** start of Stored data **

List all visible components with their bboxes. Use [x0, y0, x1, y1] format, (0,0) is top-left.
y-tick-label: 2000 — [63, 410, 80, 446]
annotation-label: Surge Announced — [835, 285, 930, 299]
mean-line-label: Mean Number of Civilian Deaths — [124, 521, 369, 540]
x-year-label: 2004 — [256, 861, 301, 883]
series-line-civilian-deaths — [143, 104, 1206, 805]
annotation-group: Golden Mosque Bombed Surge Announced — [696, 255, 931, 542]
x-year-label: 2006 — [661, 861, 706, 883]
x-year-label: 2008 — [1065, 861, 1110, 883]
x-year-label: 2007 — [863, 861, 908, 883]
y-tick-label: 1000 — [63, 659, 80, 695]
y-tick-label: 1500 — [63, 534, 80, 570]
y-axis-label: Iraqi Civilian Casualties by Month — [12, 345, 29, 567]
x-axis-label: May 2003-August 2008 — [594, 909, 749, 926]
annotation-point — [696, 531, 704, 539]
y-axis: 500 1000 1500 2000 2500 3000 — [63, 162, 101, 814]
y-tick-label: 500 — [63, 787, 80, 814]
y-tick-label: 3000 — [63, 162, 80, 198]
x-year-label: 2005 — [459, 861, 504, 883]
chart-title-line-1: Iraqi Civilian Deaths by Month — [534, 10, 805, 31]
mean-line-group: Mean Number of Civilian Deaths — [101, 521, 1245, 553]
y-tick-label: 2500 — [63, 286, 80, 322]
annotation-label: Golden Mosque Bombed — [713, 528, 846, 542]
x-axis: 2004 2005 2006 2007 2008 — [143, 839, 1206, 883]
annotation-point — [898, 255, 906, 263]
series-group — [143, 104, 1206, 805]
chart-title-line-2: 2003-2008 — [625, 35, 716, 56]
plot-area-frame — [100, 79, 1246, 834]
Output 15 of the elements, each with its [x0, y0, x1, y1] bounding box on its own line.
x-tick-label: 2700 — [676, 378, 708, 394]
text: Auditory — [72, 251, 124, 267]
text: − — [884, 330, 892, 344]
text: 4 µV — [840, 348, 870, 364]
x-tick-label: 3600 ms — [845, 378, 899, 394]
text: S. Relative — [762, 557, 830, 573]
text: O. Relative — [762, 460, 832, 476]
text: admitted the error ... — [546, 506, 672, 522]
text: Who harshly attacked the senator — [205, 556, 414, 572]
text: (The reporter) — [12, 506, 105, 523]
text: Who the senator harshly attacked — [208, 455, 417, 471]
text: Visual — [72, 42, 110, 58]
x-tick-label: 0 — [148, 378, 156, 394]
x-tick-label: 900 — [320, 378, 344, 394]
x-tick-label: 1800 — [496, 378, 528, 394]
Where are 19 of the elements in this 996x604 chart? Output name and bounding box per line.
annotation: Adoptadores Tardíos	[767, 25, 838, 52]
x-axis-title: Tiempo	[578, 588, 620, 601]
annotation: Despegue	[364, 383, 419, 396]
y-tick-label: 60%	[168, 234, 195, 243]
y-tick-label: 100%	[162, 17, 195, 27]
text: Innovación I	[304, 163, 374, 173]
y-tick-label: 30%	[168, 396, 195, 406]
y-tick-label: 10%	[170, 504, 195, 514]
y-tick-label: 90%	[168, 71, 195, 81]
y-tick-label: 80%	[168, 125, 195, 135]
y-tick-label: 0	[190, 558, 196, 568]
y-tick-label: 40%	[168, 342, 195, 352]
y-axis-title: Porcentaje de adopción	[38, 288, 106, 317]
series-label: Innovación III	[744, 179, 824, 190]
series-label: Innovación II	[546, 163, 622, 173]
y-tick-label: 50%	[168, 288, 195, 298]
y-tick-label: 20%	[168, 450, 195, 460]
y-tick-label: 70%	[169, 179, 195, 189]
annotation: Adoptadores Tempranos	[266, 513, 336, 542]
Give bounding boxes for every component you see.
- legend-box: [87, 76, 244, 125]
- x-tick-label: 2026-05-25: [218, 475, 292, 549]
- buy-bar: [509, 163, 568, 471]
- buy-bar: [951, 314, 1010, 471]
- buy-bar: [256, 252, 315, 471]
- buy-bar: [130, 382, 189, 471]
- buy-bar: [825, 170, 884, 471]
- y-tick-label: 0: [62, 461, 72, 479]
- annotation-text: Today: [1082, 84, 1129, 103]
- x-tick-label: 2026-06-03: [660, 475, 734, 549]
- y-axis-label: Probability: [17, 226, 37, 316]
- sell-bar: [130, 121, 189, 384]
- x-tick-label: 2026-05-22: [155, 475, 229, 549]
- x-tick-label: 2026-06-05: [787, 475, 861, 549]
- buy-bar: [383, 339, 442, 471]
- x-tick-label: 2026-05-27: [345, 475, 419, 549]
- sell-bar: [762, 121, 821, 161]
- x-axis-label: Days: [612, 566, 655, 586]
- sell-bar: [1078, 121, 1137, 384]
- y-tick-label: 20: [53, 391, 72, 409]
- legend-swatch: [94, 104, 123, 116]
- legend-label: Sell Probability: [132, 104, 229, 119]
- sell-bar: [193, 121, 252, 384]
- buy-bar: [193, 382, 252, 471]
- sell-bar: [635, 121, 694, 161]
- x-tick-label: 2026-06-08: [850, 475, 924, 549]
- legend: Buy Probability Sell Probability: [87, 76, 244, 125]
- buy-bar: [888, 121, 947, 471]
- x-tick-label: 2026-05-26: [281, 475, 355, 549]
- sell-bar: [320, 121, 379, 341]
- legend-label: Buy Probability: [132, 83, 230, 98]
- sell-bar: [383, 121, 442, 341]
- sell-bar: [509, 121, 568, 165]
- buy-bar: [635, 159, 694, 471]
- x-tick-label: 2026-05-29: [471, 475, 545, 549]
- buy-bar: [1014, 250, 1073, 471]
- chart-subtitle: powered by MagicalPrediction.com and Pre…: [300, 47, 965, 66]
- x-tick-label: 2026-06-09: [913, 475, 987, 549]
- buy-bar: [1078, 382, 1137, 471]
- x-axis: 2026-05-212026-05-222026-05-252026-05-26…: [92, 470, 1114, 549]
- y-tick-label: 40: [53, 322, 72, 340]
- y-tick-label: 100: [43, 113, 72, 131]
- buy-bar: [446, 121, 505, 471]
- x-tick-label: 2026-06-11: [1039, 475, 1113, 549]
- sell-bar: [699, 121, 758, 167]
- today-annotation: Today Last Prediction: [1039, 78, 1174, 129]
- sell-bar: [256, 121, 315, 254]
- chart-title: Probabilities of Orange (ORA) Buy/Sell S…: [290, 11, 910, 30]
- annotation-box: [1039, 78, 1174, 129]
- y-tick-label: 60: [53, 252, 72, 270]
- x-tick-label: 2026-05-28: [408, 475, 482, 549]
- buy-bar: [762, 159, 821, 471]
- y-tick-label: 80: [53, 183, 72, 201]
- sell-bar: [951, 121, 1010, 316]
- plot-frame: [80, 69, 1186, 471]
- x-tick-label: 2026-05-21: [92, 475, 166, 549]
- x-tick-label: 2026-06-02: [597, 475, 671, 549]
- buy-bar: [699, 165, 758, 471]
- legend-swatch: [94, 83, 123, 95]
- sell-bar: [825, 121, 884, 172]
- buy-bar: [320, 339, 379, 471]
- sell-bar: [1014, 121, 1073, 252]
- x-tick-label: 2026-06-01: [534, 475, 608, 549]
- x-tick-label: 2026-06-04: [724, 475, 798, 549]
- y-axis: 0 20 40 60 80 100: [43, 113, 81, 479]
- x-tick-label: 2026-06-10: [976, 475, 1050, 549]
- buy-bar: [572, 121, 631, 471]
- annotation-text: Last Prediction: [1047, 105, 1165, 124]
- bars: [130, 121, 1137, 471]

** end of Stored data **

- What to produce -
Rewrite the listing above, switching every "sell-bar" to "sale-bar" and leaving everything else unchanged.

- Exercise response -
List all visible components with their bboxes. Use [x0, y0, x1, y1] format, (0,0) is top-left.
y-tick-label: 2000 — [63, 410, 80, 446]
annotation-label: Surge Announced — [835, 285, 930, 299]
mean-line-label: Mean Number of Civilian Deaths — [124, 521, 369, 540]
x-year-label: 2004 — [256, 861, 301, 883]
series-line-civilian-deaths — [143, 104, 1206, 805]
annotation-group: Golden Mosque Bombed Surge Announced — [696, 255, 931, 542]
x-year-label: 2006 — [661, 861, 706, 883]
x-year-label: 2008 — [1065, 861, 1110, 883]
x-year-label: 2007 — [863, 861, 908, 883]
y-tick-label: 1000 — [63, 659, 80, 695]
y-tick-label: 1500 — [63, 534, 80, 570]
y-axis-label: Iraqi Civilian Casualties by Month — [12, 345, 29, 567]
x-axis-label: May 2003-August 2008 — [594, 909, 749, 926]
annotation-point — [696, 531, 704, 539]
y-axis: 500 1000 1500 2000 2500 3000 — [63, 162, 101, 814]
y-tick-label: 500 — [63, 787, 80, 814]
y-tick-label: 3000 — [63, 162, 80, 198]
x-year-label: 2005 — [459, 861, 504, 883]
chart-title-line-1: Iraqi Civilian Deaths by Month — [534, 10, 805, 31]
mean-line-group: Mean Number of Civilian Deaths — [101, 521, 1245, 553]
y-tick-label: 2500 — [63, 286, 80, 322]
annotation-label: Golden Mosque Bombed — [713, 528, 846, 542]
x-axis: 2004 2005 2006 2007 2008 — [143, 839, 1206, 883]
annotation-point — [898, 255, 906, 263]
series-group — [143, 104, 1206, 805]
chart-title-line-2: 2003-2008 — [625, 35, 716, 56]
plot-area-frame — [100, 79, 1246, 834]
Output 15 of the elements, each with its [x0, y0, x1, y1] bounding box on its own line.
x-tick-label: 2700 — [676, 378, 708, 394]
text: Auditory — [72, 251, 124, 267]
text: − — [884, 330, 892, 344]
text: 4 µV — [840, 348, 870, 364]
x-tick-label: 3600 ms — [845, 378, 899, 394]
text: S. Relative — [762, 557, 830, 573]
text: O. Relative — [762, 460, 832, 476]
text: admitted the error ... — [546, 506, 672, 522]
text: Who harshly attacked the senator — [205, 556, 414, 572]
text: (The reporter) — [12, 506, 105, 523]
text: Who the senator harshly attacked — [208, 455, 417, 471]
text: Visual — [72, 42, 110, 58]
x-tick-label: 0 — [148, 378, 156, 394]
x-tick-label: 900 — [320, 378, 344, 394]
x-tick-label: 1800 — [496, 378, 528, 394]
Where are 19 of the elements in this 996x604 chart? Output name and bounding box per line.
annotation: Adoptadores Tardíos	[767, 25, 838, 52]
x-axis-title: Tiempo	[578, 588, 620, 601]
annotation: Despegue	[364, 383, 419, 396]
y-tick-label: 60%	[168, 234, 195, 243]
y-tick-label: 100%	[162, 17, 195, 27]
text: Innovación I	[304, 163, 374, 173]
y-tick-label: 30%	[168, 396, 195, 406]
y-tick-label: 10%	[170, 504, 195, 514]
y-tick-label: 90%	[168, 71, 195, 81]
y-tick-label: 80%	[168, 125, 195, 135]
y-tick-label: 0	[190, 558, 196, 568]
y-tick-label: 40%	[168, 342, 195, 352]
y-axis-title: Porcentaje de adopción	[38, 288, 106, 317]
series-label: Innovación III	[744, 179, 824, 190]
series-label: Innovación II	[546, 163, 622, 173]
y-tick-label: 50%	[168, 288, 195, 298]
y-tick-label: 20%	[168, 450, 195, 460]
y-tick-label: 70%	[169, 179, 195, 189]
annotation: Adoptadores Tempranos	[266, 513, 336, 542]
Give bounding boxes for every component you see.
- legend-box: [87, 76, 244, 125]
- x-tick-label: 2026-05-25: [218, 475, 292, 549]
- buy-bar: [509, 163, 568, 471]
- buy-bar: [951, 314, 1010, 471]
- buy-bar: [256, 252, 315, 471]
- buy-bar: [130, 382, 189, 471]
- buy-bar: [825, 170, 884, 471]
- y-tick-label: 0: [62, 461, 72, 479]
- annotation-text: Today: [1082, 84, 1129, 103]
- x-tick-label: 2026-06-03: [660, 475, 734, 549]
- y-axis-label: Probability: [17, 226, 37, 316]
- sale-bar: [130, 121, 189, 384]
- x-tick-label: 2026-05-22: [155, 475, 229, 549]
- x-tick-label: 2026-06-05: [787, 475, 861, 549]
- buy-bar: [383, 339, 442, 471]
- x-tick-label: 2026-05-27: [345, 475, 419, 549]
- sale-bar: [762, 121, 821, 161]
- x-axis-label: Days: [612, 566, 655, 586]
- sale-bar: [1078, 121, 1137, 384]
- y-tick-label: 20: [53, 391, 72, 409]
- legend-swatch: [94, 104, 123, 116]
- legend-label: Sell Probability: [132, 104, 229, 119]
- sale-bar: [193, 121, 252, 384]
- buy-bar: [193, 382, 252, 471]
- sale-bar: [635, 121, 694, 161]
- x-tick-label: 2026-06-08: [850, 475, 924, 549]
- legend: Buy Probability Sell Probability: [87, 76, 244, 125]
- buy-bar: [888, 121, 947, 471]
- x-tick-label: 2026-05-26: [281, 475, 355, 549]
- sale-bar: [320, 121, 379, 341]
- legend-label: Buy Probability: [132, 83, 230, 98]
- sale-bar: [383, 121, 442, 341]
- sale-bar: [509, 121, 568, 165]
- buy-bar: [635, 159, 694, 471]
- x-tick-label: 2026-05-29: [471, 475, 545, 549]
- buy-bar: [1014, 250, 1073, 471]
- chart-subtitle: powered by MagicalPrediction.com and Pre…: [300, 47, 965, 66]
- x-tick-label: 2026-06-09: [913, 475, 987, 549]
- buy-bar: [1078, 382, 1137, 471]
- x-axis: 2026-05-212026-05-222026-05-252026-05-26…: [92, 470, 1114, 549]
- y-tick-label: 40: [53, 322, 72, 340]
- y-tick-label: 100: [43, 113, 72, 131]
- buy-bar: [446, 121, 505, 471]
- x-tick-label: 2026-06-11: [1039, 475, 1113, 549]
- sale-bar: [699, 121, 758, 167]
- today-annotation: Today Last Prediction: [1039, 78, 1174, 129]
- sale-bar: [256, 121, 315, 254]
- chart-title: Probabilities of Orange (ORA) Buy/Sell S…: [290, 11, 910, 30]
- annotation-box: [1039, 78, 1174, 129]
- y-tick-label: 60: [53, 252, 72, 270]
- x-tick-label: 2026-05-28: [408, 475, 482, 549]
- buy-bar: [762, 159, 821, 471]
- y-tick-label: 80: [53, 183, 72, 201]
- sale-bar: [951, 121, 1010, 316]
- plot-frame: [80, 69, 1186, 471]
- x-tick-label: 2026-05-21: [92, 475, 166, 549]
- x-tick-label: 2026-06-02: [597, 475, 671, 549]
- buy-bar: [699, 165, 758, 471]
- legend-swatch: [94, 83, 123, 95]
- sale-bar: [825, 121, 884, 172]
- buy-bar: [320, 339, 379, 471]
- sale-bar: [1014, 121, 1073, 252]
- x-tick-label: 2026-06-01: [534, 475, 608, 549]
- x-tick-label: 2026-06-04: [724, 475, 798, 549]
- y-axis: 0 20 40 60 80 100: [43, 113, 81, 479]
- x-tick-label: 2026-06-10: [976, 475, 1050, 549]
- buy-bar: [572, 121, 631, 471]
- annotation-text: Last Prediction: [1047, 105, 1165, 124]
- bars: [130, 121, 1137, 471]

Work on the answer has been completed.